* [Required work]
Give back the records below exactly, every one, with no pictures.
____________________
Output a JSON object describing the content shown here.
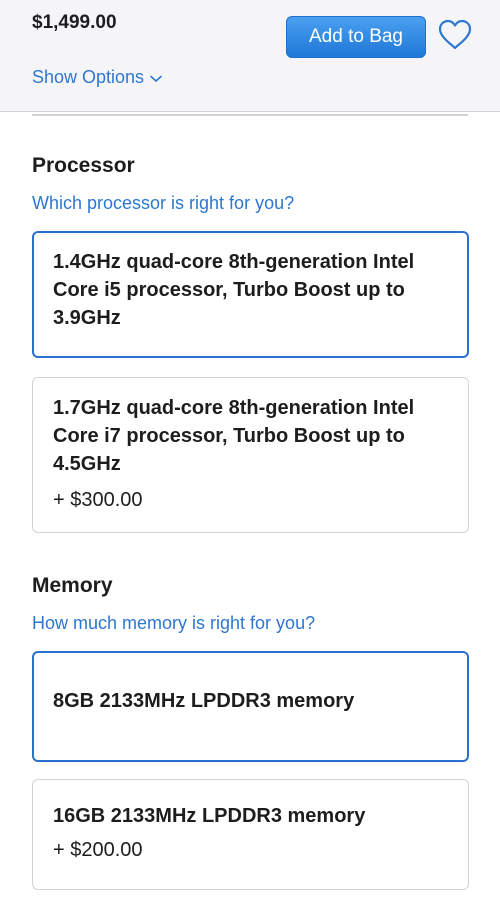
{
  "header": {
    "price": "$1,499.00",
    "add_to_bag_label": "Add to Bag",
    "show_options_label": "Show Options"
  },
  "processor": {
    "title": "Processor",
    "help_link": "Which processor is right for you?",
    "options": [
      {
        "name": "1.4GHz quad-core 8th-generation Intel Core i5 processor, Turbo Boost up to 3.9GHz",
        "price": "",
        "selected": true
      },
      {
        "name": "1.7GHz quad-core 8th-generation Intel Core i7 processor, Turbo Boost up to 4.5GHz",
        "price": "+ $300.00",
        "selected": false
      }
    ]
  },
  "memory": {
    "title": "Memory",
    "help_link": "How much memory is right for you?",
    "options": [
      {
        "name": "8GB 2133MHz LPDDR3 memory",
        "price": "",
        "selected": true
      },
      {
        "name": "16GB 2133MHz LPDDR3 memory",
        "price": "+ $200.00",
        "selected": false
      }
    ]
  },
  "colors": {
    "accent": "#2d77d0",
    "button": "#1f78d8",
    "selected_border": "#2b6fd0",
    "card_border": "#d2d2d7",
    "header_bg": "#f5f5f7"
  },
  "icons": {
    "favorite": "heart-icon",
    "show_options": "chevron-down-icon"
  }
}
____________________
* [Task result]
Output a JSON object describing the content shown here.
{
  "header": {
    "price": "$1,499.00",
    "add_to_bag_label": "Add to Bag",
    "show_options_label": "Show Options"
  },
  "processor": {
    "title": "Processor",
    "help_link": "Which processor is right for you?",
    "options": [
      {
        "name": "1.4GHz quad-core 8th-generation Intel Core i5 processor, Turbo Boost up to 3.9GHz",
        "price": "",
        "selected": true
      },
      {
        "name": "1.7GHz quad-core 8th-generation Intel Core i7 processor, Turbo Boost up to 4.5GHz",
        "price": "+ $300.00",
        "selected": false
      }
    ]
  },
  "memory": {
    "title": "Memory",
    "help_link": "How much memory is right for you?",
    "options": [
      {
        "name": "8GB 2133MHz LPDDR3 memory",
        "price": "",
        "selected": true
      },
      {
        "name": "16GB 2133MHz LPDDR3 memory",
        "price": "+ $200.00",
        "selected": false
      }
    ]
  },
  "colors": {
    "accent": "#2d77d0",
    "button": "#1f78d8",
    "selected_border": "#2b6fd0",
    "card_border": "#d2d2d7",
    "header_bg": "#f5f5f7"
  },
  "icons": {
    "favorite": "heart-icon",
    "show_options": "chevron-down-icon"
  }
}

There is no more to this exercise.